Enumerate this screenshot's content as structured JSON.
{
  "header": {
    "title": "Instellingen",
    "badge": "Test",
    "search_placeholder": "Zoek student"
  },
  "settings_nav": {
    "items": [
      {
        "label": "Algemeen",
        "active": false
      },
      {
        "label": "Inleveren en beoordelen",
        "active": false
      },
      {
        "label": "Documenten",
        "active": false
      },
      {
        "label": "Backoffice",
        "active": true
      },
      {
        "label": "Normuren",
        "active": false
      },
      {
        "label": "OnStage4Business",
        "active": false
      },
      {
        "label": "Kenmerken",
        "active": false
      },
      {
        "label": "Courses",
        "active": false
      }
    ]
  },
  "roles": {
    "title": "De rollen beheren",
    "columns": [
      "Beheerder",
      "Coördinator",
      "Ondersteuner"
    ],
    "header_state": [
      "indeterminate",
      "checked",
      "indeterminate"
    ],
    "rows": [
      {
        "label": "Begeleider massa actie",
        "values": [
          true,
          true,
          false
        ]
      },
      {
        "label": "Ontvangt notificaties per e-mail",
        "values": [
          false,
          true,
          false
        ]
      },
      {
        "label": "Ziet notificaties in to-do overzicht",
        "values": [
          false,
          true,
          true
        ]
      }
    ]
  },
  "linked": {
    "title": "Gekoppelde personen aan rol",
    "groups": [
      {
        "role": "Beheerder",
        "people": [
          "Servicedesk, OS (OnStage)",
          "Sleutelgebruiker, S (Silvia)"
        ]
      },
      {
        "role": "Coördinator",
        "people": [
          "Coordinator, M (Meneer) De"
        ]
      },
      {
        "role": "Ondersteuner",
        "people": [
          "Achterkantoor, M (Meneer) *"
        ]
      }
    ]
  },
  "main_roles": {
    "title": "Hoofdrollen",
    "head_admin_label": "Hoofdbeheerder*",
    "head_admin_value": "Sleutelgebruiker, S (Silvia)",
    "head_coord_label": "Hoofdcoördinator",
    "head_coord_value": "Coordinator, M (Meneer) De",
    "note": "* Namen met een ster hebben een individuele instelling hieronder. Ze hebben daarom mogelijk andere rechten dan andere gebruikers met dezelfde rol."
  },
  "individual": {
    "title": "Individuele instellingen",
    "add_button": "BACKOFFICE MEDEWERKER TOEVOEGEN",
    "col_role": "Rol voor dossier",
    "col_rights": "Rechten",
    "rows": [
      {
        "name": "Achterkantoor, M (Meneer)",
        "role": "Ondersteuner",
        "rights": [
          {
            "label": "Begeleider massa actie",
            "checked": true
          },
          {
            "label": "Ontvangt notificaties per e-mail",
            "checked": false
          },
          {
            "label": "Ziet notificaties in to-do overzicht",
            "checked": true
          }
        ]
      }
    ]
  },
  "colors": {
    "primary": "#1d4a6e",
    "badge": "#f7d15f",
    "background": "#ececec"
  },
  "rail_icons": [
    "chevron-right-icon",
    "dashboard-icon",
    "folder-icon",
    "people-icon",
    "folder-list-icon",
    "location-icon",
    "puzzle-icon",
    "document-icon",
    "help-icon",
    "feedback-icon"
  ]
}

—————

Reproduce the entries above in full, verbatim.

Enumerate this screenshot's content as structured JSON.
{
  "header": {
    "title": "Instellingen",
    "badge": "Test",
    "search_placeholder": "Zoek student"
  },
  "settings_nav": {
    "items": [
      {
        "label": "Algemeen",
        "active": false
      },
      {
        "label": "Inleveren en beoordelen",
        "active": false
      },
      {
        "label": "Documenten",
        "active": false
      },
      {
        "label": "Backoffice",
        "active": true
      },
      {
        "label": "Normuren",
        "active": false
      },
      {
        "label": "OnStage4Business",
        "active": false
      },
      {
        "label": "Kenmerken",
        "active": false
      },
      {
        "label": "Courses",
        "active": false
      }
    ]
  },
  "roles": {
    "title": "De rollen beheren",
    "columns": [
      "Beheerder",
      "Coördinator",
      "Ondersteuner"
    ],
    "header_state": [
      "indeterminate",
      "checked",
      "indeterminate"
    ],
    "rows": [
      {
        "label": "Begeleider massa actie",
        "values": [
          true,
          true,
          false
        ]
      },
      {
        "label": "Ontvangt notificaties per e-mail",
        "values": [
          false,
          true,
          false
        ]
      },
      {
        "label": "Ziet notificaties in to-do overzicht",
        "values": [
          false,
          true,
          true
        ]
      }
    ]
  },
  "linked": {
    "title": "Gekoppelde personen aan rol",
    "groups": [
      {
        "role": "Beheerder",
        "people": [
          "Servicedesk, OS (OnStage)",
          "Sleutelgebruiker, S (Silvia)"
        ]
      },
      {
        "role": "Coördinator",
        "people": [
          "Coordinator, M (Meneer) De"
        ]
      },
      {
        "role": "Ondersteuner",
        "people": [
          "Achterkantoor, M (Meneer) *"
        ]
      }
    ]
  },
  "main_roles": {
    "title": "Hoofdrollen",
    "head_admin_label": "Hoofdbeheerder*",
    "head_admin_value": "Sleutelgebruiker, S (Silvia)",
    "head_coord_label": "Hoofdcoördinator",
    "head_coord_value": "Coordinator, M (Meneer) De",
    "note": "* Namen met een ster hebben een individuele instelling hieronder. Ze hebben daarom mogelijk andere rechten dan andere gebruikers met dezelfde rol."
  },
  "individual": {
    "title": "Individuele instellingen",
    "add_button": "BACKOFFICE MEDEWERKER TOEVOEGEN",
    "col_role": "Rol voor dossier",
    "col_rights": "Rechten",
    "rows": [
      {
        "name": "Achterkantoor, M (Meneer)",
        "role": "Ondersteuner",
        "rights": [
          {
            "label": "Begeleider massa actie",
            "checked": true
          },
          {
            "label": "Ontvangt notificaties per e-mail",
            "checked": false
          },
          {
            "label": "Ziet notificaties in to-do overzicht",
            "checked": true
          }
        ]
      }
    ]
  },
  "colors": {
    "primary": "#1d4a6e",
    "badge": "#f7d15f",
    "background": "#ececec"
  },
  "rail_icons": [
    "chevron-right-icon",
    "dashboard-icon",
    "folder-icon",
    "people-icon",
    "folder-list-icon",
    "location-icon",
    "puzzle-icon",
    "document-icon",
    "help-icon",
    "feedback-icon"
  ]
}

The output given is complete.